═══ EXTRACTED DATA

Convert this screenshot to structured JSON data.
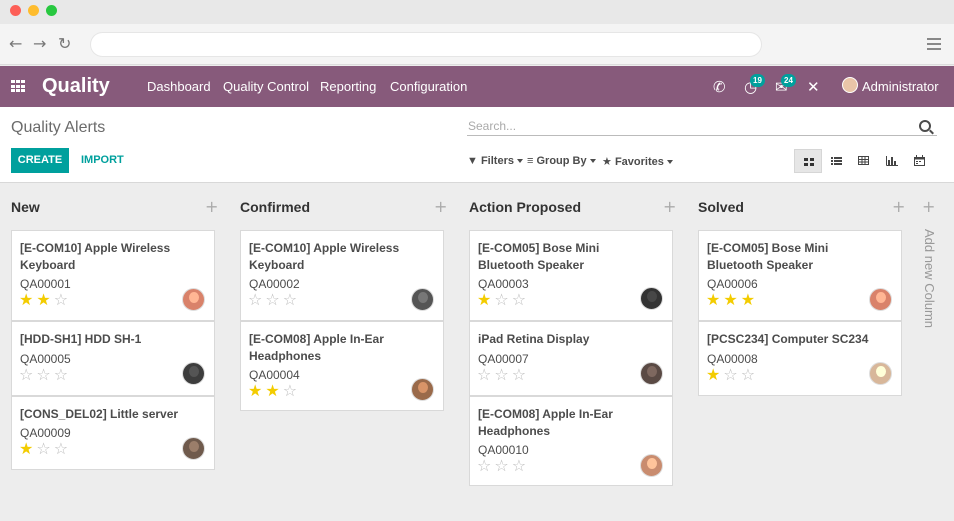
{
  "app": {
    "name": "Quality",
    "menus": [
      "Dashboard",
      "Quality Control",
      "Reporting",
      "Configuration"
    ],
    "notifications": {
      "activities": "19",
      "messages": "24"
    },
    "user": "Administrator",
    "brand_color": "#875a7b",
    "accent_color": "#00a09d"
  },
  "control": {
    "breadcrumb": "Quality Alerts",
    "search_placeholder": "Search...",
    "create_label": "CREATE",
    "import_label": "IMPORT",
    "filters_label": "Filters",
    "groupby_label": "Group By",
    "favorites_label": "Favorites",
    "views": [
      "kanban-view-icon",
      "list-view-icon",
      "pivot-view-icon",
      "graph-view-icon",
      "calendar-view-icon"
    ]
  },
  "kanban": {
    "add_column_label": "Add new Column",
    "columns": [
      {
        "title": "New",
        "cards": [
          {
            "title": "[E-COM10] Apple Wireless Keyboard",
            "ref": "QA00001",
            "stars": 2
          },
          {
            "title": "[HDD-SH1] HDD SH-1",
            "ref": "QA00005",
            "stars": 0
          },
          {
            "title": "[CONS_DEL02] Little server",
            "ref": "QA00009",
            "stars": 1
          }
        ]
      },
      {
        "title": "Confirmed",
        "cards": [
          {
            "title": "[E-COM10] Apple Wireless Keyboard",
            "ref": "QA00002",
            "stars": 0
          },
          {
            "title": "[E-COM08] Apple In-Ear Headphones",
            "ref": "QA00004",
            "stars": 2
          }
        ]
      },
      {
        "title": "Action Proposed",
        "cards": [
          {
            "title": "[E-COM05] Bose Mini Bluetooth Speaker",
            "ref": "QA00003",
            "stars": 1
          },
          {
            "title": "iPad Retina Display",
            "ref": "QA00007",
            "stars": 0
          },
          {
            "title": "[E-COM08] Apple In-Ear Headphones",
            "ref": "QA00010",
            "stars": 0
          }
        ]
      },
      {
        "title": "Solved",
        "cards": [
          {
            "title": "[E-COM05] Bose Mini Bluetooth Speaker",
            "ref": "QA00006",
            "stars": 3
          },
          {
            "title": "[PCSC234] Computer SC234",
            "ref": "QA00008",
            "stars": 1
          }
        ]
      }
    ]
  }
}
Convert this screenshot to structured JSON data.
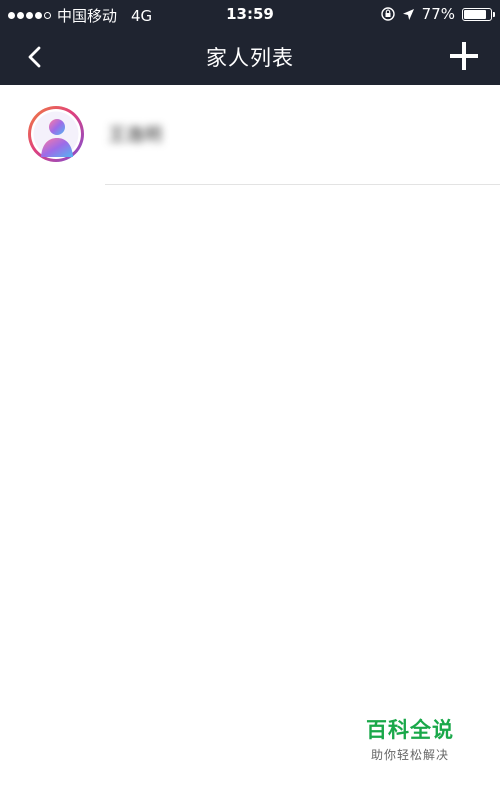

══════

## WRITTEN PROBLEM
Go through the entries above and print each one exactly, minus the pictures.

## SOLUTION BELOW
Convert this screenshot to structured JSON data.
{
  "app": {
    "name": "Quality",
    "menus": [
      "Dashboard",
      "Quality Control",
      "Reporting",
      "Configuration"
    ],
    "notifications": {
      "activities": "19",
      "messages": "24"
    },
    "user": "Administrator",
    "brand_color": "#875a7b",
    "accent_color": "#00a09d"
  },
  "control": {
    "breadcrumb": "Quality Alerts",
    "search_placeholder": "Search...",
    "create_label": "CREATE",
    "import_label": "IMPORT",
    "filters_label": "Filters",
    "groupby_label": "Group By",
    "favorites_label": "Favorites",
    "views": [
      "kanban-view-icon",
      "list-view-icon",
      "pivot-view-icon",
      "graph-view-icon",
      "calendar-view-icon"
    ]
  },
  "kanban": {
    "add_column_label": "Add new Column",
    "columns": [
      {
        "title": "New",
        "cards": [
          {
            "title": "[E-COM10] Apple Wireless Keyboard",
            "ref": "QA00001",
            "stars": 2
          },
          {
            "title": "[HDD-SH1] HDD SH-1",
            "ref": "QA00005",
            "stars": 0
          },
          {
            "title": "[CONS_DEL02] Little server",
            "ref": "QA00009",
            "stars": 1
          }
        ]
      },
      {
        "title": "Confirmed",
        "cards": [
          {
            "title": "[E-COM10] Apple Wireless Keyboard",
            "ref": "QA00002",
            "stars": 0
          },
          {
            "title": "[E-COM08] Apple In-Ear Headphones",
            "ref": "QA00004",
            "stars": 2
          }
        ]
      },
      {
        "title": "Action Proposed",
        "cards": [
          {
            "title": "[E-COM05] Bose Mini Bluetooth Speaker",
            "ref": "QA00003",
            "stars": 1
          },
          {
            "title": "iPad Retina Display",
            "ref": "QA00007",
            "stars": 0
          },
          {
            "title": "[E-COM08] Apple In-Ear Headphones",
            "ref": "QA00010",
            "stars": 0
          }
        ]
      },
      {
        "title": "Solved",
        "cards": [
          {
            "title": "[E-COM05] Bose Mini Bluetooth Speaker",
            "ref": "QA00006",
            "stars": 3
          },
          {
            "title": "[PCSC234] Computer SC234",
            "ref": "QA00008",
            "stars": 1
          }
        ]
      }
    ]
  }
}
Convert this screenshot to structured JSON data.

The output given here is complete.